Task prompt
Your task is to print all of the material verbatim.

* begin Given information *

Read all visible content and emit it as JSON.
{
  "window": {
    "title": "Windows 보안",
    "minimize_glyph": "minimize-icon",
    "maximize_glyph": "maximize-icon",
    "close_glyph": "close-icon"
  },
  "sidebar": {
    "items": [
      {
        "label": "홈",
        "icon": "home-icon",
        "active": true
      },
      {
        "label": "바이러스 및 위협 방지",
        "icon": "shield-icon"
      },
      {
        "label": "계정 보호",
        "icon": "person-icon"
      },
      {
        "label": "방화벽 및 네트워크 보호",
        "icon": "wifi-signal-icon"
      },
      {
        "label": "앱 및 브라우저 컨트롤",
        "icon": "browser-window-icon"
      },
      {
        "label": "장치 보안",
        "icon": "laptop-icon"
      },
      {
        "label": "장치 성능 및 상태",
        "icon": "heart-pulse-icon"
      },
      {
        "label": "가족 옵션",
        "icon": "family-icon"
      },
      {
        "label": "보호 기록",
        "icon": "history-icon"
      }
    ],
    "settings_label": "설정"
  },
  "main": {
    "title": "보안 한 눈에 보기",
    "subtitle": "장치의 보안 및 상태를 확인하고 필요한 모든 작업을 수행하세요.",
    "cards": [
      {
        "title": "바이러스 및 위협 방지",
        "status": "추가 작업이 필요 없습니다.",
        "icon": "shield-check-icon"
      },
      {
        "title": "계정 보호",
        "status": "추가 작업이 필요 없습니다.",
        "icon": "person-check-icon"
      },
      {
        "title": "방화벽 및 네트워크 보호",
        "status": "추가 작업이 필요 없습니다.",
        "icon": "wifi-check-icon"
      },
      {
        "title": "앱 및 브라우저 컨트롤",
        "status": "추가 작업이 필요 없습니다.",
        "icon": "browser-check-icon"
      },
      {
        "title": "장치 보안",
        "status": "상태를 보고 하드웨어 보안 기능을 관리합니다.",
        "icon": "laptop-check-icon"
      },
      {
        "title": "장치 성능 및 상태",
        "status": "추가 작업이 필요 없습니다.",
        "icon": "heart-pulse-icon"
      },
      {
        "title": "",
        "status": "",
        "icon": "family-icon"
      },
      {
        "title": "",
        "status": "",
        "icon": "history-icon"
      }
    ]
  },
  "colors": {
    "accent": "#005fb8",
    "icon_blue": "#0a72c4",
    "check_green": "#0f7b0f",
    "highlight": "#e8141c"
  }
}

* end Given information *

Completed exercise
Read all visible content and emit it as JSON.
{
  "window": {
    "title": "Windows 보안",
    "minimize_glyph": "minimize-icon",
    "maximize_glyph": "maximize-icon",
    "close_glyph": "close-icon"
  },
  "sidebar": {
    "items": [
      {
        "label": "홈",
        "icon": "home-icon",
        "active": true
      },
      {
        "label": "바이러스 및 위협 방지",
        "icon": "shield-icon"
      },
      {
        "label": "계정 보호",
        "icon": "person-icon"
      },
      {
        "label": "방화벽 및 네트워크 보호",
        "icon": "wifi-signal-icon"
      },
      {
        "label": "앱 및 브라우저 컨트롤",
        "icon": "browser-window-icon"
      },
      {
        "label": "장치 보안",
        "icon": "laptop-icon"
      },
      {
        "label": "장치 성능 및 상태",
        "icon": "heart-pulse-icon"
      },
      {
        "label": "가족 옵션",
        "icon": "family-icon"
      },
      {
        "label": "보호 기록",
        "icon": "history-icon"
      }
    ],
    "settings_label": "설정"
  },
  "main": {
    "title": "보안 한 눈에 보기",
    "subtitle": "장치의 보안 및 상태를 확인하고 필요한 모든 작업을 수행하세요.",
    "cards": [
      {
        "title": "바이러스 및 위협 방지",
        "status": "추가 작업이 필요 없습니다.",
        "icon": "shield-check-icon"
      },
      {
        "title": "계정 보호",
        "status": "추가 작업이 필요 없습니다.",
        "icon": "person-check-icon"
      },
      {
        "title": "방화벽 및 네트워크 보호",
        "status": "추가 작업이 필요 없습니다.",
        "icon": "wifi-check-icon"
      },
      {
        "title": "앱 및 브라우저 컨트롤",
        "status": "추가 작업이 필요 없습니다.",
        "icon": "browser-check-icon"
      },
      {
        "title": "장치 보안",
        "status": "상태를 보고 하드웨어 보안 기능을 관리합니다.",
        "icon": "laptop-check-icon"
      },
      {
        "title": "장치 성능 및 상태",
        "status": "추가 작업이 필요 없습니다.",
        "icon": "heart-pulse-icon"
      },
      {
        "title": "",
        "status": "",
        "icon": "family-icon"
      },
      {
        "title": "",
        "status": "",
        "icon": "history-icon"
      }
    ]
  },
  "colors": {
    "accent": "#005fb8",
    "icon_blue": "#0a72c4",
    "check_green": "#0f7b0f",
    "highlight": "#e8141c"
  }
}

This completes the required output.